### The exercise:
Copy, from the entries below, each line where the word "tâches" can be found.

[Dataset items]

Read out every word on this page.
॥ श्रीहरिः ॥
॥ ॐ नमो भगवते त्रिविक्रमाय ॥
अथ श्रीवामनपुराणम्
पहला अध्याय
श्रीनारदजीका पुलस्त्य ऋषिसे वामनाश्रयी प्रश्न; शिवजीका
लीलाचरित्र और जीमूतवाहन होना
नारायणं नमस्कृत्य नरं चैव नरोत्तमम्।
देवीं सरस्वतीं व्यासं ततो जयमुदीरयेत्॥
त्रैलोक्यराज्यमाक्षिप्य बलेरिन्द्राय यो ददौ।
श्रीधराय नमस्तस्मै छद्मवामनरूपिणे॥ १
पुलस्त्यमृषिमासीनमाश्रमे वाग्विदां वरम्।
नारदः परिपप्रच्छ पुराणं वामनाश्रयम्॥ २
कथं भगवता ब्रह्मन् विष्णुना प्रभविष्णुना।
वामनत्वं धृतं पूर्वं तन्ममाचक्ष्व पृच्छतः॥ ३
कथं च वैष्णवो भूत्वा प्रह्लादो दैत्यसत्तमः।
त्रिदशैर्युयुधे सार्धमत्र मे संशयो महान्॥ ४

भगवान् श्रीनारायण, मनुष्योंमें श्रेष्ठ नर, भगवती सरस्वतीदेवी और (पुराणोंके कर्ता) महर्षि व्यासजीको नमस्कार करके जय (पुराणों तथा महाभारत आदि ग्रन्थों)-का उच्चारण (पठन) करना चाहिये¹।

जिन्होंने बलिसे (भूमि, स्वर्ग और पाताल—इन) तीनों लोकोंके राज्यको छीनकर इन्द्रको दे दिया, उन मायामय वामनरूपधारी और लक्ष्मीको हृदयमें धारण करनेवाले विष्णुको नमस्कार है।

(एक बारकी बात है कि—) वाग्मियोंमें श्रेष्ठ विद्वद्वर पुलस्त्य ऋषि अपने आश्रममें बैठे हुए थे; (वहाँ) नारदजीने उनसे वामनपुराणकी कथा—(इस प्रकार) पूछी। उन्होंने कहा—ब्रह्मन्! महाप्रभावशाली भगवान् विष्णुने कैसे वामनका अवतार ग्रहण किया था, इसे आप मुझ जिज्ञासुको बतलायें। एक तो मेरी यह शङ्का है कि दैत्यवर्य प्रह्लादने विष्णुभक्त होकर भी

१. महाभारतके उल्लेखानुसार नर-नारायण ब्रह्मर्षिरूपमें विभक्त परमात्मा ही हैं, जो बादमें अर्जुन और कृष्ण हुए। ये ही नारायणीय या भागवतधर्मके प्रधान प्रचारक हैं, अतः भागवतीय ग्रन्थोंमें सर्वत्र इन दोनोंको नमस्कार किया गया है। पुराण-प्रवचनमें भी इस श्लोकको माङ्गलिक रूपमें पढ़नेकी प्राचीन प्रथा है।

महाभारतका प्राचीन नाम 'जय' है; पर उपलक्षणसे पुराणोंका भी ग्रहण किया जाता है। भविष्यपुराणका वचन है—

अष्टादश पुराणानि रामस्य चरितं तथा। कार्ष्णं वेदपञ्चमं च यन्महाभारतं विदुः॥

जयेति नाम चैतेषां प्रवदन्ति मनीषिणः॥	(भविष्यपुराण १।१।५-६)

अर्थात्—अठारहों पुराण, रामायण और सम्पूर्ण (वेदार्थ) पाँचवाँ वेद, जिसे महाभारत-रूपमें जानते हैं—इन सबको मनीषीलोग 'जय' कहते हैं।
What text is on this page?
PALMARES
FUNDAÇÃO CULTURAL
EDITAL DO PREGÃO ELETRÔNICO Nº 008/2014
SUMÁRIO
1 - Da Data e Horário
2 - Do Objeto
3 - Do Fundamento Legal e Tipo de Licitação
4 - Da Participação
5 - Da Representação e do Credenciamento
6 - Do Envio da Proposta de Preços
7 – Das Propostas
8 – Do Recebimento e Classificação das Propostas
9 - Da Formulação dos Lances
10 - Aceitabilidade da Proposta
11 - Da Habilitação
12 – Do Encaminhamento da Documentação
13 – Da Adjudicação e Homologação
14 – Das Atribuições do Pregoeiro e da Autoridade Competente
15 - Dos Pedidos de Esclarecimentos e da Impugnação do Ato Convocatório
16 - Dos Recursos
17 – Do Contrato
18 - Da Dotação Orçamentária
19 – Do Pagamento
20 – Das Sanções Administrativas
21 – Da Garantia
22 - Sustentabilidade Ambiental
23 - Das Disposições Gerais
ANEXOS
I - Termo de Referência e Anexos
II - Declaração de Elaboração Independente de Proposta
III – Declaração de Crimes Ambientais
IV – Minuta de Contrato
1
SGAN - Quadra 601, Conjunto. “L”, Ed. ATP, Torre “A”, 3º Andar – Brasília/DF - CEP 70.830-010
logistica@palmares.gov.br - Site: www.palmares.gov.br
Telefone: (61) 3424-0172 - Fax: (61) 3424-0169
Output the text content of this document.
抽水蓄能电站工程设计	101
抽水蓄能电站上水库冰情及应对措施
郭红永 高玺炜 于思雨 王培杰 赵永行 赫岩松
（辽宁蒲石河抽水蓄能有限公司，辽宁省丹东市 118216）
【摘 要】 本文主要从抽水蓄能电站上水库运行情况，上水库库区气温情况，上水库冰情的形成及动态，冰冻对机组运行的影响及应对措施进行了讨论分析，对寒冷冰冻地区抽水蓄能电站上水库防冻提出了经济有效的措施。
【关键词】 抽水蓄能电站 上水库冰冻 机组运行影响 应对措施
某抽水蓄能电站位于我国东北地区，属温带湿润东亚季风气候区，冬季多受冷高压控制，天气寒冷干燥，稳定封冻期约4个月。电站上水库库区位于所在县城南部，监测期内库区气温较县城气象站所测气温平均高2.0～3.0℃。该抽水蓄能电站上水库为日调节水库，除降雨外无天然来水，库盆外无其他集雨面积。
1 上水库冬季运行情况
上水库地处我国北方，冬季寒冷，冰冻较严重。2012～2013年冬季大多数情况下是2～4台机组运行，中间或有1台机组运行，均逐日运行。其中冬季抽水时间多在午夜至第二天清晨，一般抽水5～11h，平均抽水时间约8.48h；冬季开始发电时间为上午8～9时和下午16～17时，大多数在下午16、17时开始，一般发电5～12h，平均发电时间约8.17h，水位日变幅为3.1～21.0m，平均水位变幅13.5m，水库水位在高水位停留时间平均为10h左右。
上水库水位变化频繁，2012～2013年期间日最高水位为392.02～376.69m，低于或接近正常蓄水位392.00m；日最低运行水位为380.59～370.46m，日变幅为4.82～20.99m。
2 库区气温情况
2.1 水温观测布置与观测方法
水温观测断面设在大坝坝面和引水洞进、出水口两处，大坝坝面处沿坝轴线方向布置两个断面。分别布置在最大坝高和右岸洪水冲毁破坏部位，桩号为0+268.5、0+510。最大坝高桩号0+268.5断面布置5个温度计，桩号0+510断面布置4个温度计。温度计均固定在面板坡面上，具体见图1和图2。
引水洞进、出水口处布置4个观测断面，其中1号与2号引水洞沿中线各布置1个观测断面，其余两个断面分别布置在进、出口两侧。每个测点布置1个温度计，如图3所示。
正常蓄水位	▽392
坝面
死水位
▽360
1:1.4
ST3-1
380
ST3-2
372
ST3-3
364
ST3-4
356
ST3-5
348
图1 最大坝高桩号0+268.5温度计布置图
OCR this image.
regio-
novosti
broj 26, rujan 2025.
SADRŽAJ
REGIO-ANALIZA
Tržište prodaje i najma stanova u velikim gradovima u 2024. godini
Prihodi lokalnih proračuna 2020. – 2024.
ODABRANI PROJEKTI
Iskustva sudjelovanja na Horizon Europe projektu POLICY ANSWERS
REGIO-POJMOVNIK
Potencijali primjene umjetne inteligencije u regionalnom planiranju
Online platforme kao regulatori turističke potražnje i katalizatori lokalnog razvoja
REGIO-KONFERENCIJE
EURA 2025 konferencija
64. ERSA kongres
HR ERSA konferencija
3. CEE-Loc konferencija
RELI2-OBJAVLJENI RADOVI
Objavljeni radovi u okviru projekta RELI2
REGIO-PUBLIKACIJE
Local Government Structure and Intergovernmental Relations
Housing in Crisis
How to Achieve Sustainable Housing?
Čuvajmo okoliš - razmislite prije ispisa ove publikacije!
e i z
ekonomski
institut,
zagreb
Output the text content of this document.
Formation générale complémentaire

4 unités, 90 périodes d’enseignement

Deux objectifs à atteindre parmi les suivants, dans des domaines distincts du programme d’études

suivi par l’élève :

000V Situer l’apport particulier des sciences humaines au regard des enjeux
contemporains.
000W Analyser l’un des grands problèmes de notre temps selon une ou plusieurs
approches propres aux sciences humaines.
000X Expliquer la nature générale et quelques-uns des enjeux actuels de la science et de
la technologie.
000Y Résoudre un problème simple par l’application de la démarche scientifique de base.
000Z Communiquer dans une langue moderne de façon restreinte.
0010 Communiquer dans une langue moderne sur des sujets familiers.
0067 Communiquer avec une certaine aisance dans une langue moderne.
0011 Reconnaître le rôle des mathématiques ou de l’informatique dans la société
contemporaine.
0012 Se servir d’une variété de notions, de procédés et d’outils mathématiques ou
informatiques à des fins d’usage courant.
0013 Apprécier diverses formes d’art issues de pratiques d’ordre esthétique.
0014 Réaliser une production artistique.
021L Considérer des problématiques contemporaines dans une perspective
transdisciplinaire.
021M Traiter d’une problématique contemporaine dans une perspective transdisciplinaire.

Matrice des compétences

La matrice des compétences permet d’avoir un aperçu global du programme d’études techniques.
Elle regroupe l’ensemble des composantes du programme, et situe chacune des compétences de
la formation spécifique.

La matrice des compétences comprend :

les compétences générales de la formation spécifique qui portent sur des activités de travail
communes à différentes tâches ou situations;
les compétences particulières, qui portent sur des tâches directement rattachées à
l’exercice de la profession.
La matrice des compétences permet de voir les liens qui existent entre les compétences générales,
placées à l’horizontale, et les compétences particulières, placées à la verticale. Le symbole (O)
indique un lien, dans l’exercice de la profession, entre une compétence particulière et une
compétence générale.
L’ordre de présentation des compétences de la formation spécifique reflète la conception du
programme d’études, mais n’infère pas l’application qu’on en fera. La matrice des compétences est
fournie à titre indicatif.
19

### Completed exercise:
communes à différentes tâches ou situations;
les compétences particulières, qui portent sur des tâches directement rattachées à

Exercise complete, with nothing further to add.